[Entries from a dataset]
_ _ _ _ _ _ _
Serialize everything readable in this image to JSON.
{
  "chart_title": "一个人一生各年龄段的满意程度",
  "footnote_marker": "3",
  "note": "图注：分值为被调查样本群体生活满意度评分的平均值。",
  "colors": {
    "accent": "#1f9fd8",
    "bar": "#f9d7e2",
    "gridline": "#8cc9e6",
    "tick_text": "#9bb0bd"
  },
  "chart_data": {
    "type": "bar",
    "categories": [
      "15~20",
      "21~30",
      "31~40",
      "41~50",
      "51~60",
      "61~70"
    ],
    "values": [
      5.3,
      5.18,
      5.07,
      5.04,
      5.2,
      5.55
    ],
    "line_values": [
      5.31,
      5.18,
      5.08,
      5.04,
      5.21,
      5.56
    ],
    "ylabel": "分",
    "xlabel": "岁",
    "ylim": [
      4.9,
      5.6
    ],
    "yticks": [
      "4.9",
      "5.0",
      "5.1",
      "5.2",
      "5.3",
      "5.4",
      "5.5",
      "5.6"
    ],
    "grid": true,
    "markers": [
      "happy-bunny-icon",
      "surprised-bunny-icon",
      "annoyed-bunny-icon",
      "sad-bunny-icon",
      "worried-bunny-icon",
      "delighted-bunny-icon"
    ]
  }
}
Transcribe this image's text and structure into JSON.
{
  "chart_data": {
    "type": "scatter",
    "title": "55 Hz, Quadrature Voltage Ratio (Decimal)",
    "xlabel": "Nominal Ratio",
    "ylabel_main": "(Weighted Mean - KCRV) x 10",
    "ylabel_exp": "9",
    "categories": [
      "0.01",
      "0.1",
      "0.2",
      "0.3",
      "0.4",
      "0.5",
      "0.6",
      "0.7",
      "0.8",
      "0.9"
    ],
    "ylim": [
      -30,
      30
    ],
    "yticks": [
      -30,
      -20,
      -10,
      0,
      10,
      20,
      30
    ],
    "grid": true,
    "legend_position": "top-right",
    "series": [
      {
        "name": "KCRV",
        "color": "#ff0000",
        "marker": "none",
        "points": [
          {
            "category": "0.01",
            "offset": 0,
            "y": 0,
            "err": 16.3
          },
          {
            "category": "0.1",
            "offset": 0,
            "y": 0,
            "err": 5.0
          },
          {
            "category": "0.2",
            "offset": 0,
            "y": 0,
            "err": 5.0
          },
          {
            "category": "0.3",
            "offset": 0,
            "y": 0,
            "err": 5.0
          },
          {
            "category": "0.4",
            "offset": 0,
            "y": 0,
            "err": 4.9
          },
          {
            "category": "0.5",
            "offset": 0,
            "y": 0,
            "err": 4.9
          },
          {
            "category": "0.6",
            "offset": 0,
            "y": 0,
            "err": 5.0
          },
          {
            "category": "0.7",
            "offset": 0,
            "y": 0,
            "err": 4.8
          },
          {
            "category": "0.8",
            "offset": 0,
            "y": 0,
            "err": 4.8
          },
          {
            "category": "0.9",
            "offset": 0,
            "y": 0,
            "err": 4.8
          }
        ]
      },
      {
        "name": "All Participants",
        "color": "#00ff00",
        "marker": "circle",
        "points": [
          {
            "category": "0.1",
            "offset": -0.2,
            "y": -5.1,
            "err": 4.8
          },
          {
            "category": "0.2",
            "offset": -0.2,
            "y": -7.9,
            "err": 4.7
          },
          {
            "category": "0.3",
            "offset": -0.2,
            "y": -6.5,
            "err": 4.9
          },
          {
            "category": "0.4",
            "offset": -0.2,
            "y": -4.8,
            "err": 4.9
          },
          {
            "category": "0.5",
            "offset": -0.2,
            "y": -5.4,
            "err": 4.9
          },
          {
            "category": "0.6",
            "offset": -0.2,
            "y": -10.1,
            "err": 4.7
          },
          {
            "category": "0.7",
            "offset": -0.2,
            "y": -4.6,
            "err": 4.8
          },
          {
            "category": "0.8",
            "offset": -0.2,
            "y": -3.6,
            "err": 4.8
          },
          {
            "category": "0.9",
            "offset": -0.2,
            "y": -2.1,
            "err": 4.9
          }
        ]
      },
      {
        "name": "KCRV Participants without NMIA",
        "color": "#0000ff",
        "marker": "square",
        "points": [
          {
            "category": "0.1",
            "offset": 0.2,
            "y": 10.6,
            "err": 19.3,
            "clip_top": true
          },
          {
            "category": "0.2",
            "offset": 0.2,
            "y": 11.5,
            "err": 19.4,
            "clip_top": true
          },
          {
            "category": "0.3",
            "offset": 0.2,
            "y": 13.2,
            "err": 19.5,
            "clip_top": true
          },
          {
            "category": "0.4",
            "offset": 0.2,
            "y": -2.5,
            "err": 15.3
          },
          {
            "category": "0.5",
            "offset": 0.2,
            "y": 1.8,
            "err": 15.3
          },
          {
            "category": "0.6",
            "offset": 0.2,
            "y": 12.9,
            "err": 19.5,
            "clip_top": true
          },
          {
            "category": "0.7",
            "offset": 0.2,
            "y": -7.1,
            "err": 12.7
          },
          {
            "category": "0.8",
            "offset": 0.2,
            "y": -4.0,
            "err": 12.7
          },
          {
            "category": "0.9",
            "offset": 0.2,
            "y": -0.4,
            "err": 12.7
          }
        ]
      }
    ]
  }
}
_ _ _ _ _ _ _
▶ [Problem to solve]: Every line of the records above needs to be given again exactly.

▶ [Answer to the task]:
Serialize everything readable in this image to JSON.
{
  "chart_title": "一个人一生各年龄段的满意程度",
  "footnote_marker": "3",
  "note": "图注：分值为被调查样本群体生活满意度评分的平均值。",
  "colors": {
    "accent": "#1f9fd8",
    "bar": "#f9d7e2",
    "gridline": "#8cc9e6",
    "tick_text": "#9bb0bd"
  },
  "chart_data": {
    "type": "bar",
    "categories": [
      "15~20",
      "21~30",
      "31~40",
      "41~50",
      "51~60",
      "61~70"
    ],
    "values": [
      5.3,
      5.18,
      5.07,
      5.04,
      5.2,
      5.55
    ],
    "line_values": [
      5.31,
      5.18,
      5.08,
      5.04,
      5.21,
      5.56
    ],
    "ylabel": "分",
    "xlabel": "岁",
    "ylim": [
      4.9,
      5.6
    ],
    "yticks": [
      "4.9",
      "5.0",
      "5.1",
      "5.2",
      "5.3",
      "5.4",
      "5.5",
      "5.6"
    ],
    "grid": true,
    "markers": [
      "happy-bunny-icon",
      "surprised-bunny-icon",
      "annoyed-bunny-icon",
      "sad-bunny-icon",
      "worried-bunny-icon",
      "delighted-bunny-icon"
    ]
  }
}
Transcribe this image's text and structure into JSON.
{
  "chart_data": {
    "type": "scatter",
    "title": "55 Hz, Quadrature Voltage Ratio (Decimal)",
    "xlabel": "Nominal Ratio",
    "ylabel_main": "(Weighted Mean - KCRV) x 10",
    "ylabel_exp": "9",
    "categories": [
      "0.01",
      "0.1",
      "0.2",
      "0.3",
      "0.4",
      "0.5",
      "0.6",
      "0.7",
      "0.8",
      "0.9"
    ],
    "ylim": [
      -30,
      30
    ],
    "yticks": [
      -30,
      -20,
      -10,
      0,
      10,
      20,
      30
    ],
    "grid": true,
    "legend_position": "top-right",
    "series": [
      {
        "name": "KCRV",
        "color": "#ff0000",
        "marker": "none",
        "points": [
          {
            "category": "0.01",
            "offset": 0,
            "y": 0,
            "err": 16.3
          },
          {
            "category": "0.1",
            "offset": 0,
            "y": 0,
            "err": 5.0
          },
          {
            "category": "0.2",
            "offset": 0,
            "y": 0,
            "err": 5.0
          },
          {
            "category": "0.3",
            "offset": 0,
            "y": 0,
            "err": 5.0
          },
          {
            "category": "0.4",
            "offset": 0,
            "y": 0,
            "err": 4.9
          },
          {
            "category": "0.5",
            "offset": 0,
            "y": 0,
            "err": 4.9
          },
          {
            "category": "0.6",
            "offset": 0,
            "y": 0,
            "err": 5.0
          },
          {
            "category": "0.7",
            "offset": 0,
            "y": 0,
            "err": 4.8
          },
          {
            "category": "0.8",
            "offset": 0,
            "y": 0,
            "err": 4.8
          },
          {
            "category": "0.9",
            "offset": 0,
            "y": 0,
            "err": 4.8
          }
        ]
      },
      {
        "name": "All Participants",
        "color": "#00ff00",
        "marker": "circle",
        "points": [
          {
            "category": "0.1",
            "offset": -0.2,
            "y": -5.1,
            "err": 4.8
          },
          {
            "category": "0.2",
            "offset": -0.2,
            "y": -7.9,
            "err": 4.7
          },
          {
            "category": "0.3",
            "offset": -0.2,
            "y": -6.5,
            "err": 4.9
          },
          {
            "category": "0.4",
            "offset": -0.2,
            "y": -4.8,
            "err": 4.9
          },
          {
            "category": "0.5",
            "offset": -0.2,
            "y": -5.4,
            "err": 4.9
          },
          {
            "category": "0.6",
            "offset": -0.2,
            "y": -10.1,
            "err": 4.7
          },
          {
            "category": "0.7",
            "offset": -0.2,
            "y": -4.6,
            "err": 4.8
          },
          {
            "category": "0.8",
            "offset": -0.2,
            "y": -3.6,
            "err": 4.8
          },
          {
            "category": "0.9",
            "offset": -0.2,
            "y": -2.1,
            "err": 4.9
          }
        ]
      },
      {
        "name": "KCRV Participants without NMIA",
        "color": "#0000ff",
        "marker": "square",
        "points": [
          {
            "category": "0.1",
            "offset": 0.2,
            "y": 10.6,
            "err": 19.3,
            "clip_top": true
          },
          {
            "category": "0.2",
            "offset": 0.2,
            "y": 11.5,
            "err": 19.4,
            "clip_top": true
          },
          {
            "category": "0.3",
            "offset": 0.2,
            "y": 13.2,
            "err": 19.5,
            "clip_top": true
          },
          {
            "category": "0.4",
            "offset": 0.2,
            "y": -2.5,
            "err": 15.3
          },
          {
            "category": "0.5",
            "offset": 0.2,
            "y": 1.8,
            "err": 15.3
          },
          {
            "category": "0.6",
            "offset": 0.2,
            "y": 12.9,
            "err": 19.5,
            "clip_top": true
          },
          {
            "category": "0.7",
            "offset": 0.2,
            "y": -7.1,
            "err": 12.7
          },
          {
            "category": "0.8",
            "offset": 0.2,
            "y": -4.0,
            "err": 12.7
          },
          {
            "category": "0.9",
            "offset": 0.2,
            "y": -0.4,
            "err": 12.7
          }
        ]
      }
    ]
  }
}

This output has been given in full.